**AIM OF THE TASK:** In the data below, find each line containing the string "metrykalne" and return it.
-- Start of DATA ENTRIES --
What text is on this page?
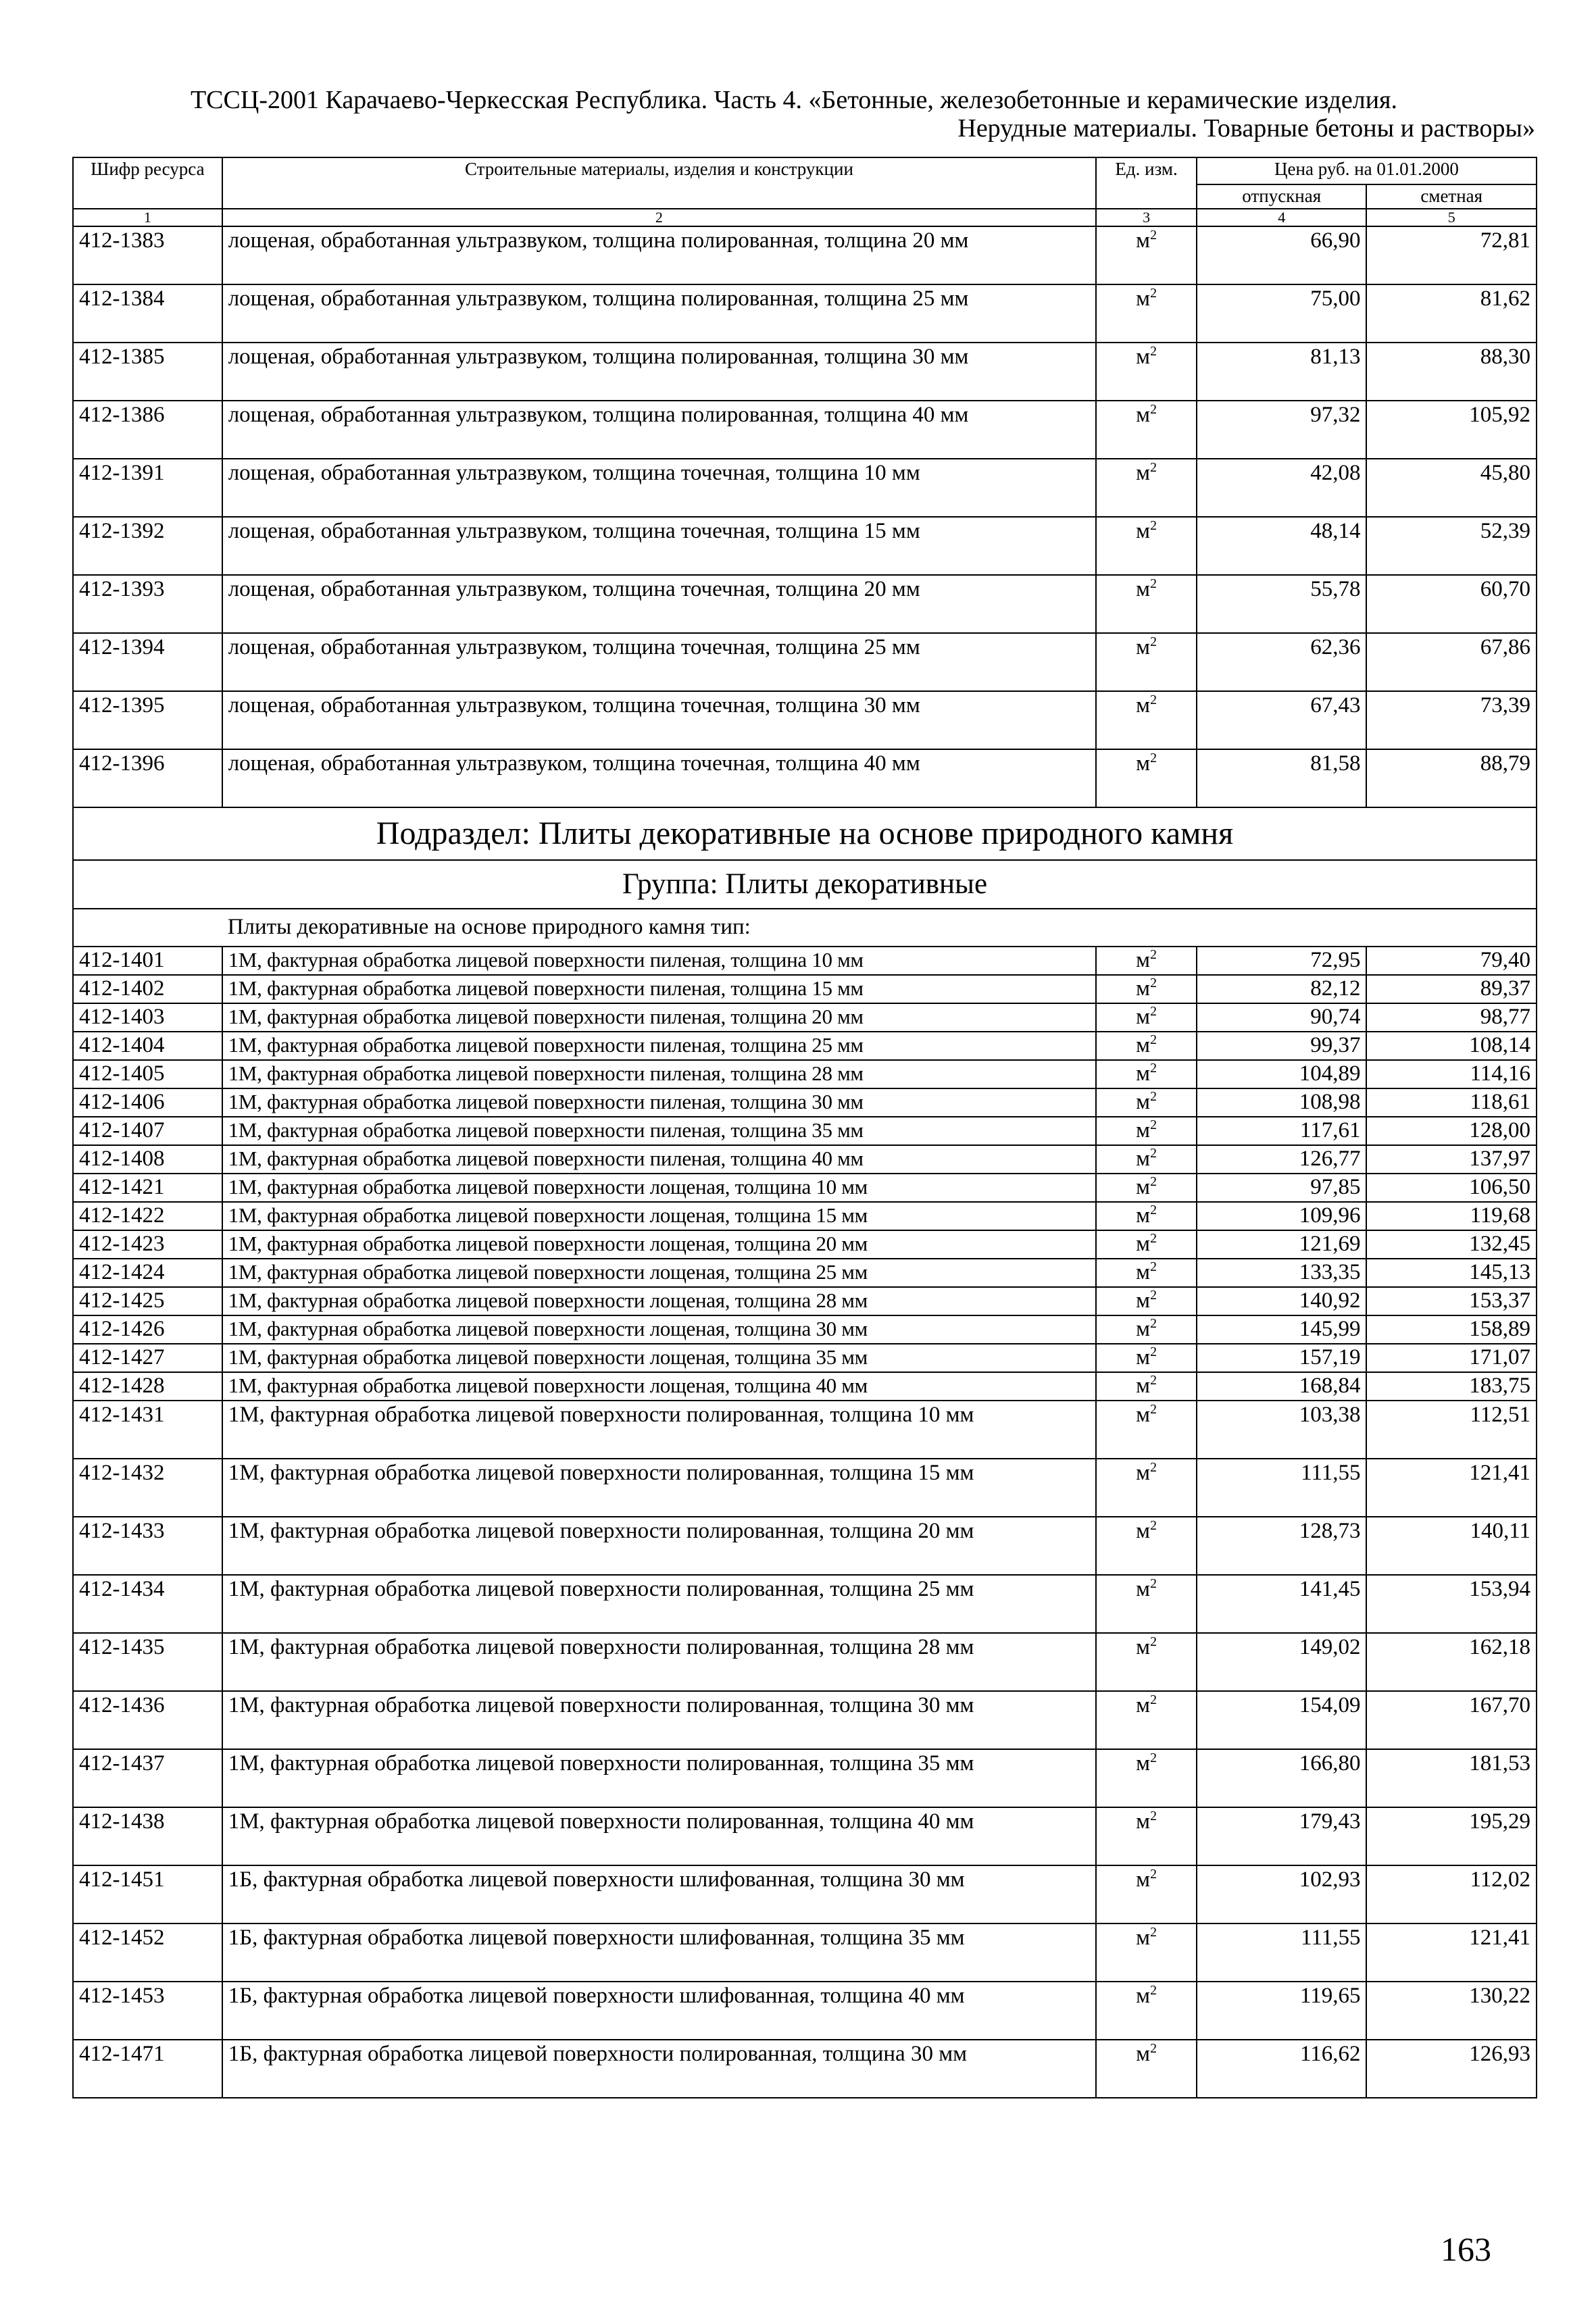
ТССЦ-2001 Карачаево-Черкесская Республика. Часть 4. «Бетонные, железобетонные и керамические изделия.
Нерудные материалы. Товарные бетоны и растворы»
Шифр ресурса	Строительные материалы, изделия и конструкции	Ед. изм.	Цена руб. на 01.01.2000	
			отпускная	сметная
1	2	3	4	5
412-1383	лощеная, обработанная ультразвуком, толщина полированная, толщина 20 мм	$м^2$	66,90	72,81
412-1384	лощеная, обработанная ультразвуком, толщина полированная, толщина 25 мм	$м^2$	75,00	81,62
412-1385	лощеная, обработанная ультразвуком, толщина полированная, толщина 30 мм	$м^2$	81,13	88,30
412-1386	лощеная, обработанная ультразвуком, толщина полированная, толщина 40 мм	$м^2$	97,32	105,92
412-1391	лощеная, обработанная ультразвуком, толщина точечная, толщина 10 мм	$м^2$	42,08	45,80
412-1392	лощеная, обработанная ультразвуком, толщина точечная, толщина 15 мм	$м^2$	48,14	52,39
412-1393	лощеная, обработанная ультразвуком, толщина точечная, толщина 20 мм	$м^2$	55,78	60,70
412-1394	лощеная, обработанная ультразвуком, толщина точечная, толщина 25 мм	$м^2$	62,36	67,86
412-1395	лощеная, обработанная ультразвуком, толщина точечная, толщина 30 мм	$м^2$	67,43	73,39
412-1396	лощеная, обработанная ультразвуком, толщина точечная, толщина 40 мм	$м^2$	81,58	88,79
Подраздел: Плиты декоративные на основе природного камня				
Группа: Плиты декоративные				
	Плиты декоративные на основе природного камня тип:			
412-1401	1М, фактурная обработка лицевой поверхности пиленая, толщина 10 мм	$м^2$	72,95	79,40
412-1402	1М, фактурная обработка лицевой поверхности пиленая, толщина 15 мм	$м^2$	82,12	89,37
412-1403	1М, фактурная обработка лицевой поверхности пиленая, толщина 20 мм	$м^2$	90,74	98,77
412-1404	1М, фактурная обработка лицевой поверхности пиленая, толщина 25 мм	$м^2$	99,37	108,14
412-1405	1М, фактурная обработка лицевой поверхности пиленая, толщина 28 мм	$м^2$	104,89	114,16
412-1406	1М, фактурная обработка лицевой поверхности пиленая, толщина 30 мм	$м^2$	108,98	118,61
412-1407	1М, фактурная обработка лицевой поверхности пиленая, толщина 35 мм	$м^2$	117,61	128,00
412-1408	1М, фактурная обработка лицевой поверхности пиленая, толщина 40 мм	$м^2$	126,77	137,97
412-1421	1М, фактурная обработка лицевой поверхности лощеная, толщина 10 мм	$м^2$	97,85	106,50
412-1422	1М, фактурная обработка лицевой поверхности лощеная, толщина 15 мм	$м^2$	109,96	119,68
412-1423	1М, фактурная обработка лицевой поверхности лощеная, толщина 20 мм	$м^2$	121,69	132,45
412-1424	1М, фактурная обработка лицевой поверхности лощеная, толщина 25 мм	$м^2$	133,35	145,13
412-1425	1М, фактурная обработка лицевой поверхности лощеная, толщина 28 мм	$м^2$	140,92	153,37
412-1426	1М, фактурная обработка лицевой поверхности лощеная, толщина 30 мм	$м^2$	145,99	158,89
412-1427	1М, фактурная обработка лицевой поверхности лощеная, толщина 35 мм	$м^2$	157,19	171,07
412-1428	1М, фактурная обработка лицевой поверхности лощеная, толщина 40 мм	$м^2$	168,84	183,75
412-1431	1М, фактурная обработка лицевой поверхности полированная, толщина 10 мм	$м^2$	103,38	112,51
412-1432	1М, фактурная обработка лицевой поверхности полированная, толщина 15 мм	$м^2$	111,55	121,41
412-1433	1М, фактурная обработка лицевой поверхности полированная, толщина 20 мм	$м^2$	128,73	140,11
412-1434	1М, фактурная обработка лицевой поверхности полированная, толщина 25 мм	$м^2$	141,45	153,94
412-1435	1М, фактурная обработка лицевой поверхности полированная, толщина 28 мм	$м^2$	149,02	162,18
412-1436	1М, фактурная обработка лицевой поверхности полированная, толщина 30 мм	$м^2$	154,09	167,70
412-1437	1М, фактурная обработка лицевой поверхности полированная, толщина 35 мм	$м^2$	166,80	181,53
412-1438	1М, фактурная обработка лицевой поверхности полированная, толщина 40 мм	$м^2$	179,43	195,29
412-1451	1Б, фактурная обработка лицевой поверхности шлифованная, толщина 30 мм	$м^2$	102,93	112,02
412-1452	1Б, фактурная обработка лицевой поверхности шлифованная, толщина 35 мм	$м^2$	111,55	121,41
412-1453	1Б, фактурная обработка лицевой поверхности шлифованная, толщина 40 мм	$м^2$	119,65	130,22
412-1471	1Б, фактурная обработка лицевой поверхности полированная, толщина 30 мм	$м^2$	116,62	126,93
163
-- End of DATA ENTRIES --
-- Start of DATA ENTRIES --
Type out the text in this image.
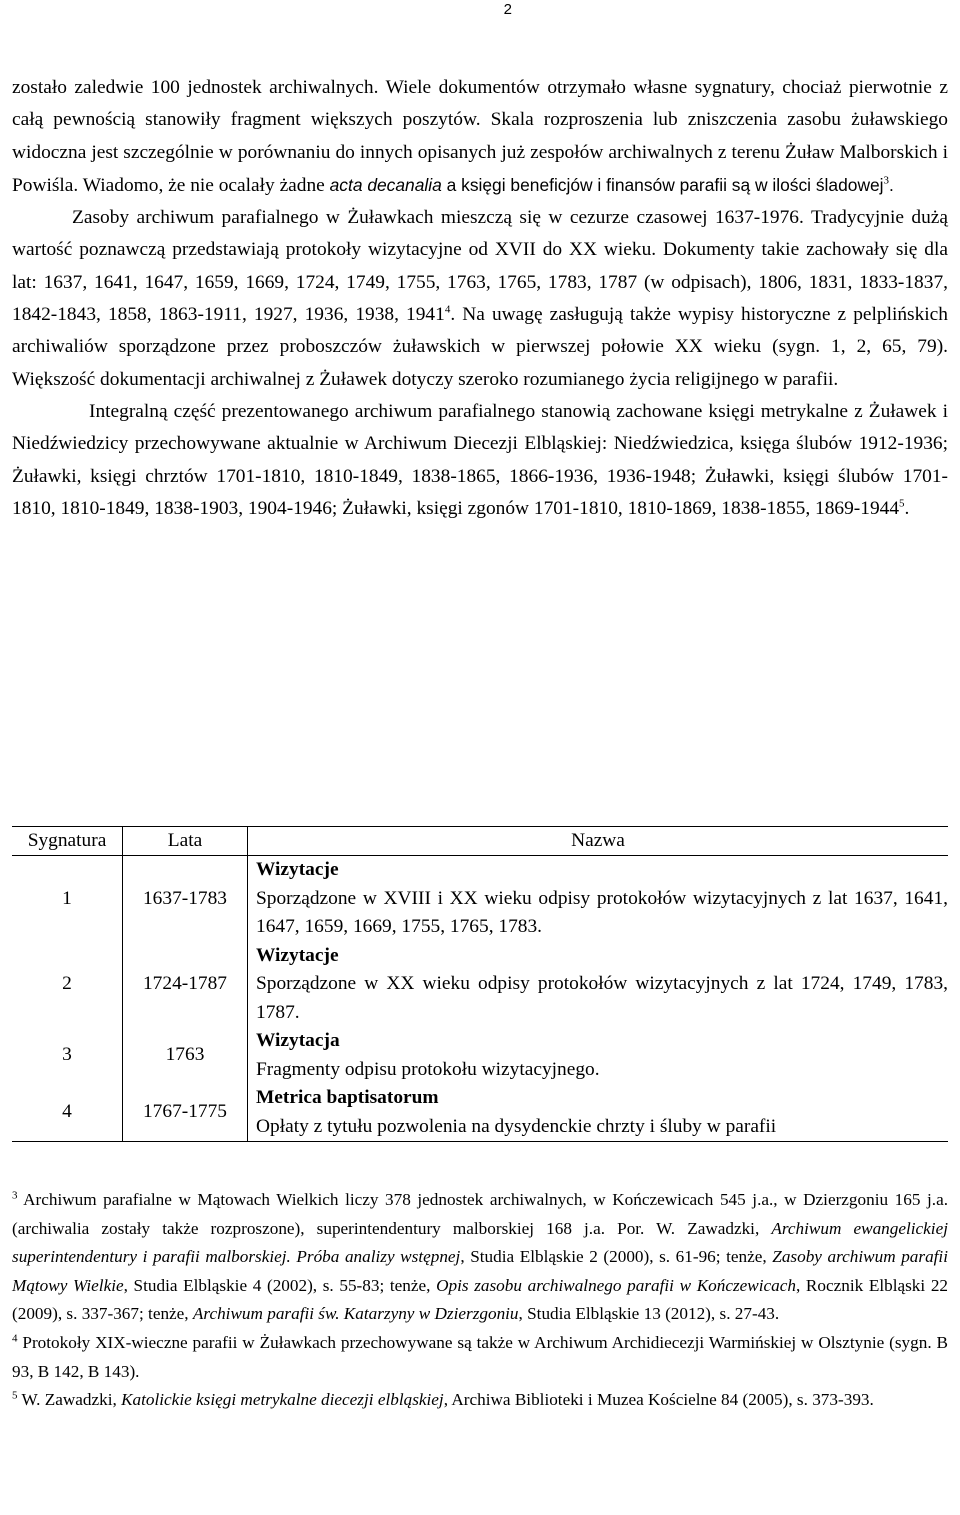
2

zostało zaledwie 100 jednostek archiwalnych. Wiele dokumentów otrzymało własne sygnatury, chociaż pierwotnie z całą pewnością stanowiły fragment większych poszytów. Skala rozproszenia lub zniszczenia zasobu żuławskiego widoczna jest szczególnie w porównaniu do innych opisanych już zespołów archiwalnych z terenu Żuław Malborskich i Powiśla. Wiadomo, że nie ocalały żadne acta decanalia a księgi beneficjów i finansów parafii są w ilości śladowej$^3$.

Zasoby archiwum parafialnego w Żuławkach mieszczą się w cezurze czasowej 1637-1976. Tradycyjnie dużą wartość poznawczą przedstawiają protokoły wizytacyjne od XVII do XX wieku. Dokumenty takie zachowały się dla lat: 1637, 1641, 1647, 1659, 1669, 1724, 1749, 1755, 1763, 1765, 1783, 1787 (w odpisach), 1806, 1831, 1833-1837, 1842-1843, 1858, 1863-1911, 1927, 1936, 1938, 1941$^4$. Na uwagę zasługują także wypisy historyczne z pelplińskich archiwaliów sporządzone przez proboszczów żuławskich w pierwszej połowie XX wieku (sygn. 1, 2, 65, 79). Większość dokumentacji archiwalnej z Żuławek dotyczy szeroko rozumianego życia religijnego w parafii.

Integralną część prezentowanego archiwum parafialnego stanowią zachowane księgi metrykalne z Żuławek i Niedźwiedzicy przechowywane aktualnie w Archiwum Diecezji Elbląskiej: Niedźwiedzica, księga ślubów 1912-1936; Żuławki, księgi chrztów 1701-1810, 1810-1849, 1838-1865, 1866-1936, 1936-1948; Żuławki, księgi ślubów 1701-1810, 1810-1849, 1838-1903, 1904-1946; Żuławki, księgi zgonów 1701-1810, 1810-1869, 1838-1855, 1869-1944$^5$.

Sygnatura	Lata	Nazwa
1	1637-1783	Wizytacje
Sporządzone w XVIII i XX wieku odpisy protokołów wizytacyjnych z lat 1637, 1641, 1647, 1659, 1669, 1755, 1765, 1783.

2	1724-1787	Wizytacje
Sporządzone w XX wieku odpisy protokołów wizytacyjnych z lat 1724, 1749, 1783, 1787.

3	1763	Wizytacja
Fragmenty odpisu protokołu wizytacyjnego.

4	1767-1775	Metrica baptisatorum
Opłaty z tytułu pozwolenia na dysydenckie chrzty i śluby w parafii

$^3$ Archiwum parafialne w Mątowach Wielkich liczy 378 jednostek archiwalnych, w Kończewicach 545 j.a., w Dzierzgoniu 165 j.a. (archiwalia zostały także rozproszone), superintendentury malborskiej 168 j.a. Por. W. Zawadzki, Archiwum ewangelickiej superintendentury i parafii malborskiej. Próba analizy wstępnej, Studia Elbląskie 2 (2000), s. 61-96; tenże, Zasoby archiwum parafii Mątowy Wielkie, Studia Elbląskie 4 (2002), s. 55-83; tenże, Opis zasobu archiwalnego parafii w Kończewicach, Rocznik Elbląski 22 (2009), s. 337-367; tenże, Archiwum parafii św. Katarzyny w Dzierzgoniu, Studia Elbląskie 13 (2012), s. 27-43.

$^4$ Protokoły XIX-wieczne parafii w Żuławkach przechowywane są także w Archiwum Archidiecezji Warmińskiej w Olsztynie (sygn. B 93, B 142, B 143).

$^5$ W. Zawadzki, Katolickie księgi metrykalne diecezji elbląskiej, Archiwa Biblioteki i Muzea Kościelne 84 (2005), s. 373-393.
-- End of DATA ENTRIES --
**FULL SOLUTION:**
Integralną część prezentowanego archiwum parafialnego stanowią zachowane księgi metrykalne z Żuławek i Niedźwiedzicy przechowywane aktualnie w Archiwum Diecezji Elbląskiej: Niedźwiedzica, księga ślubów 1912-1936; Żuławki, księgi chrztów 1701-1810, 1810-1849, 1838-1865, 1866-1936, 1936-1948; Żuławki, księgi ślubów 1701-1810, 1810-1849, 1838-1903, 1904-1946; Żuławki, księgi zgonów 1701-1810, 1810-1869, 1838-1855, 1869-1944$^5$.
$^5$ W. Zawadzki, Katolickie księgi metrykalne diecezji elbląskiej, Archiwa Biblioteki i Muzea Kościelne 84 (2005), s. 373-393.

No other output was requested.